- _Article_:
--- BEGIN ---
4.1 Terms defined elsewhere 4

4.2 Terms defined in this Recommendation 5

5. Abbreviations and acronyms 5

6. Conventions 6

7. Objectives 6

8. Approach Overview 6

9. IAM Concept Dictionary Model 9

10. IAM Domain Model 10

11. Concept Type Syntax Context and Concept Instance Context 14

11.1 Business Task Concept 14

11.2 Business Role Concept 15

12. Use Cases 17

Appendix 19

I. SCIM 2.0 Extension Profile Proposal 19

II. Examples of Business Taxonomies 20

III. x.XACML-3 Extension Profile Proposal 22

IV. IAM Life Cycle Taxonomy 23

Bibliography 25

1.  Introduction

Currently the enterprise Identity and Access Management (IAM) data element definitions (e.g. entitlements, roles, attributes, resources, resource actions, constraints, etc.) are not consistent in nature, overlapping, out-of-date, cryptic, overly-technical, or even blanknot defined. The lack of quality in IAM data element definitions negatively affects the work throughout all IAM life cycle phases: Entitlement Design, Enrolment, Provisioning, Access Request Approval Workflow, Credential Management, Runtime Authentication and Authorization, Logging and Monitoring, Access Review, Audit, and Reporting.

The above deficiency has a compound negative effect on phases towards the end of IAM life cycle. Specifically due to the lack of business meaning in reported entitlements as well as the fear of being out of compliance access reviewers “rubber stamp” their decision to either grant or revoke user access rights. The high rate of access review false grants results in:

• Increased risk of reputational harm

• Increased risk of financial loss

• Regulatory concerns

• Negative operational and productivity impact

• Inability to deliver large scale enterprise solutions such as process, application, and role rationalization.

Below are the identified root causes:

• IAM data elements definitions are captured and referenced by various tools in different proprietary formats, in multiple un-synchronized repositories, not adhering to standards, and lacking governance process.

• IAM data element definitions are maintained in different domains (e.g. Business Process, Application, Information, Risk, Security domains, etc.) as separate and unrelated concepts (i.e. never to be merged together for a cross domain search and analytics to address the above pain points)..

• Throughout all IAM “end to end phases” Subject Matter Experts (SMEs) do not have a common place to reference security data element definitions for accurate, consistent, and efficient communication and collaboration throughout IAM phases, across other domains, lines of business, and the enterprise.
--- END ---
- _Requirements_:
(1) Reproduce word for word the part of the IAM text between "I. SCIM 2.0" and "Audit, and Reporting.", inclusive.
(2) Rewrite the entries from their first line through the line holding "263, 1108, 293]", inclusive, putting "x-axis-tick-label" in place of "x-tick-label" and leaving everything else unchanged; give only those lines.

- _Supplied material_:
--- BEGIN ---
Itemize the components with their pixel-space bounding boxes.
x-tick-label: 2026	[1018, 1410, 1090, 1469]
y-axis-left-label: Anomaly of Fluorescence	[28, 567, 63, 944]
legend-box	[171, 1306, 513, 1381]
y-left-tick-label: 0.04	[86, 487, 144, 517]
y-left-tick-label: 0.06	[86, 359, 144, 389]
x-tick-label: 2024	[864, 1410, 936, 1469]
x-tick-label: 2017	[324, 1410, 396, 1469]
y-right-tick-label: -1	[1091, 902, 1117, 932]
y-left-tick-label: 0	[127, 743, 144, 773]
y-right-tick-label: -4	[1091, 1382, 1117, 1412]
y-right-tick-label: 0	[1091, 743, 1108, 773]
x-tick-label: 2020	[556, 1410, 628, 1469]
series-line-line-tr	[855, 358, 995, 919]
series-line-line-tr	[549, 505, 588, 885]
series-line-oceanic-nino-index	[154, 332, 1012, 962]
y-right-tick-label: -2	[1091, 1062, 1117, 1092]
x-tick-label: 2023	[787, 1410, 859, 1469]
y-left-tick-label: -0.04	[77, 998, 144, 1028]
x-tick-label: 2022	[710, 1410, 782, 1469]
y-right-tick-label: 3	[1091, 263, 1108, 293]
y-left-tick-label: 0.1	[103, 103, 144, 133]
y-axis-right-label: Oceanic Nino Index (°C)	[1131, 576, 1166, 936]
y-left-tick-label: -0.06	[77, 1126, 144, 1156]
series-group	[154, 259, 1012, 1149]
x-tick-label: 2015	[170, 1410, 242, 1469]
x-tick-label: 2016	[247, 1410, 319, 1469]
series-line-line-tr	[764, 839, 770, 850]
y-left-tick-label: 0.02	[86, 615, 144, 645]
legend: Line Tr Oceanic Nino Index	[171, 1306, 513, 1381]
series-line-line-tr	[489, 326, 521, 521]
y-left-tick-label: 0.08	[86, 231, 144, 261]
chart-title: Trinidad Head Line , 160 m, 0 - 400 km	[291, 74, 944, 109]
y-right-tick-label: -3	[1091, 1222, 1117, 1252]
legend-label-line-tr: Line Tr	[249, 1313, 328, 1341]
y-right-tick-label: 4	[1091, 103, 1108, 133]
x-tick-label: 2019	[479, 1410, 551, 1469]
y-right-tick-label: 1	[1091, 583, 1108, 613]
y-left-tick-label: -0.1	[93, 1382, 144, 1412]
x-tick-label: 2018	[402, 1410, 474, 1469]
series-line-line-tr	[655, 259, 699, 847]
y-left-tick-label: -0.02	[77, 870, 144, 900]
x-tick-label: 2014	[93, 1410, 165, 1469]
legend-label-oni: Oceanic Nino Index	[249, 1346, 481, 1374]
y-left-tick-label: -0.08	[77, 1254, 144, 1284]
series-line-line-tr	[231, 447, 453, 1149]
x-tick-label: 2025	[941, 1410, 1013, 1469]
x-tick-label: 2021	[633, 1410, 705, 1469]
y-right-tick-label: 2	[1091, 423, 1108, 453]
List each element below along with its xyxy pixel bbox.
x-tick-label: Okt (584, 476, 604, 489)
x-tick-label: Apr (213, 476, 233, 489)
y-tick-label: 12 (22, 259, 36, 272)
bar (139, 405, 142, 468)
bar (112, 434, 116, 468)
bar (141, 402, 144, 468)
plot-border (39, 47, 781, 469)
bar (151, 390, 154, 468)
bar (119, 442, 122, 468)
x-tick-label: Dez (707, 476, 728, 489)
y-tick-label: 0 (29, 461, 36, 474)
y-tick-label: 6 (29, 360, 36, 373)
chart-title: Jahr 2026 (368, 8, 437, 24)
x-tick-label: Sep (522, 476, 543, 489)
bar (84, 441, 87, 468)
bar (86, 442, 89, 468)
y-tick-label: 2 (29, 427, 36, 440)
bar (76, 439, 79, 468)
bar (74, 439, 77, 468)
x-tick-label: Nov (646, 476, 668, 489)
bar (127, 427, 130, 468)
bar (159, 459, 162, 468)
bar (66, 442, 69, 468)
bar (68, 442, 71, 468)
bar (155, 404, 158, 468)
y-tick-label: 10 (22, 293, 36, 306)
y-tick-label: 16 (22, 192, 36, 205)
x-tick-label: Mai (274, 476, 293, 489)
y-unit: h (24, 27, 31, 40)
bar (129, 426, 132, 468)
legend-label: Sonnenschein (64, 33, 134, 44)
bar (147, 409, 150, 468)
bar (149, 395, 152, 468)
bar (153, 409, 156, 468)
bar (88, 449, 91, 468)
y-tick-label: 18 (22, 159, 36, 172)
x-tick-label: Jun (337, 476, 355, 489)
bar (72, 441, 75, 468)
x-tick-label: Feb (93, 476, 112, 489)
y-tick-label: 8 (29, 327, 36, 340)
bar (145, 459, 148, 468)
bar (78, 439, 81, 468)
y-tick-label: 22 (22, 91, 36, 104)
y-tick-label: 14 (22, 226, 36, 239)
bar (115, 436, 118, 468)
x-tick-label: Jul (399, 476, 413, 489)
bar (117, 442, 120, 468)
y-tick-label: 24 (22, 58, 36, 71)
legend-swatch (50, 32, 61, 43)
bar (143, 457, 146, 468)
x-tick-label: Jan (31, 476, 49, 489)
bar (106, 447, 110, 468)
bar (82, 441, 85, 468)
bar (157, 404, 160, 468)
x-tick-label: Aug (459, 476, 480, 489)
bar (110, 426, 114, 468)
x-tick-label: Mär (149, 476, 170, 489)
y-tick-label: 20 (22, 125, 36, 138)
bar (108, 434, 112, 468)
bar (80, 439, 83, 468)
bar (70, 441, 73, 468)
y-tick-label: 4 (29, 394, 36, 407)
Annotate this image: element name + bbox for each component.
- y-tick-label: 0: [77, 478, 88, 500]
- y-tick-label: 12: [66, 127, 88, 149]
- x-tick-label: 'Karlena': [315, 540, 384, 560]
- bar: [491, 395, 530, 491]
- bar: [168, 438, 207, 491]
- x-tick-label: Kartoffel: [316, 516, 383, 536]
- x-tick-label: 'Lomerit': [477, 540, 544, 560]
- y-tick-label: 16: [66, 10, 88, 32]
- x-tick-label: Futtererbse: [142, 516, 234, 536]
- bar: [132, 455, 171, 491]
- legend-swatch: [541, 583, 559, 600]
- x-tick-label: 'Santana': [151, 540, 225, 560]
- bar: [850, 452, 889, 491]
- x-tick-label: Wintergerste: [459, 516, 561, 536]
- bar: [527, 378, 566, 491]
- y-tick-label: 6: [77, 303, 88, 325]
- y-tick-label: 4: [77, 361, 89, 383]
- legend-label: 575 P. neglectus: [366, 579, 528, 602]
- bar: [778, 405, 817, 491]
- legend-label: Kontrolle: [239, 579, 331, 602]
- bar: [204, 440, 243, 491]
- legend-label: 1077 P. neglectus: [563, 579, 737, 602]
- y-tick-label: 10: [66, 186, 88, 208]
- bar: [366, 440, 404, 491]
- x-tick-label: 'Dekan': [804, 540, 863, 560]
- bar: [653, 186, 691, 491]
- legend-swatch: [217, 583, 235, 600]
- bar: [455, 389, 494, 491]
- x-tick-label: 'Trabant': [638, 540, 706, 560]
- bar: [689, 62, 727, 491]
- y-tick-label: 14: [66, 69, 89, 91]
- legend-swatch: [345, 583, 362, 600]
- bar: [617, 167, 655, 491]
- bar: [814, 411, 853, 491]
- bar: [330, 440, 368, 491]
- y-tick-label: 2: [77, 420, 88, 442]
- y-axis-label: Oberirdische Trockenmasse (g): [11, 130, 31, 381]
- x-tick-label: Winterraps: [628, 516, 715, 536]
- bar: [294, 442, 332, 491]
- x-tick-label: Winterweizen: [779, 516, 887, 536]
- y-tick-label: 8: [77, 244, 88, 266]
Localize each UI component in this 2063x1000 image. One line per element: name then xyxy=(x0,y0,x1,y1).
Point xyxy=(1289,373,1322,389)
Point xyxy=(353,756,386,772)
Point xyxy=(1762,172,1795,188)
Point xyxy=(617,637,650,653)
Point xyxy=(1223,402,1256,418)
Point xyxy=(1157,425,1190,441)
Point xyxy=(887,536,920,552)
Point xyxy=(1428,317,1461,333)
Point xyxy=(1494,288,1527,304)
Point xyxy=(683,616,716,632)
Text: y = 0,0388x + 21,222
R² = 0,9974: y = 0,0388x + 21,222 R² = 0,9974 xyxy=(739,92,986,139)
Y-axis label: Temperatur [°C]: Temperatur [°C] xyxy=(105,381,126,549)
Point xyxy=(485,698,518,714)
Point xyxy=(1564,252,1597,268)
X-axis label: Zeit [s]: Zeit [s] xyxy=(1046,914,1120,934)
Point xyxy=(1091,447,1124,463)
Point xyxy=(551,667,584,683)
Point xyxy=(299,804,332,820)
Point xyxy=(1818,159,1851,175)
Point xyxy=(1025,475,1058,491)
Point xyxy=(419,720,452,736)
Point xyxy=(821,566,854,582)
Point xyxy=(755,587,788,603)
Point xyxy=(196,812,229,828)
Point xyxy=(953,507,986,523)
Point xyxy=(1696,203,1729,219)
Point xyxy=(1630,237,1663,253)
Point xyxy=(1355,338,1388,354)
--- END ---
- _Exercise solutions_:
(1)
I. SCIM 2.0 Extension Profile Proposal 19

II. Examples of Business Taxonomies 20

III. x.XACML-3 Extension Profile Proposal 22

IV. IAM Life Cycle Taxonomy 23

Bibliography 25

1.  Introduction

Currently the enterprise Identity and Access Management (IAM) data element definitions (e.g. entitlements, roles, attributes, resources, resource actions, constraints, etc.) are not consistent in nature, overlapping, out-of-date, cryptic, overly-technical, or even blanknot defined. The lack of quality in IAM data element definitions negatively affects the work throughout all IAM life cycle phases: Entitlement Design, Enrolment, Provisioning, Access Request Approval Workflow, Credential Management, Runtime Authentication and Authorization, Logging and Monitoring, Access Review, Audit, and Reporting.

(2)
Itemize the components with their pixel-space bounding boxes.
x-axis-tick-label: 2026	[1018, 1410, 1090, 1469]
y-axis-left-label: Anomaly of Fluorescence	[28, 567, 63, 944]
legend-box	[171, 1306, 513, 1381]
y-left-tick-label: 0.04	[86, 487, 144, 517]
y-left-tick-label: 0.06	[86, 359, 144, 389]
x-axis-tick-label: 2024	[864, 1410, 936, 1469]
x-axis-tick-label: 2017	[324, 1410, 396, 1469]
y-right-tick-label: -1	[1091, 902, 1117, 932]
y-left-tick-label: 0	[127, 743, 144, 773]
y-right-tick-label: -4	[1091, 1382, 1117, 1412]
y-right-tick-label: 0	[1091, 743, 1108, 773]
x-axis-tick-label: 2020	[556, 1410, 628, 1469]
series-line-line-tr	[855, 358, 995, 919]
series-line-line-tr	[549, 505, 588, 885]
series-line-oceanic-nino-index	[154, 332, 1012, 962]
y-right-tick-label: -2	[1091, 1062, 1117, 1092]
x-axis-tick-label: 2023	[787, 1410, 859, 1469]
y-left-tick-label: -0.04	[77, 998, 144, 1028]
x-axis-tick-label: 2022	[710, 1410, 782, 1469]
y-right-tick-label: 3	[1091, 263, 1108, 293]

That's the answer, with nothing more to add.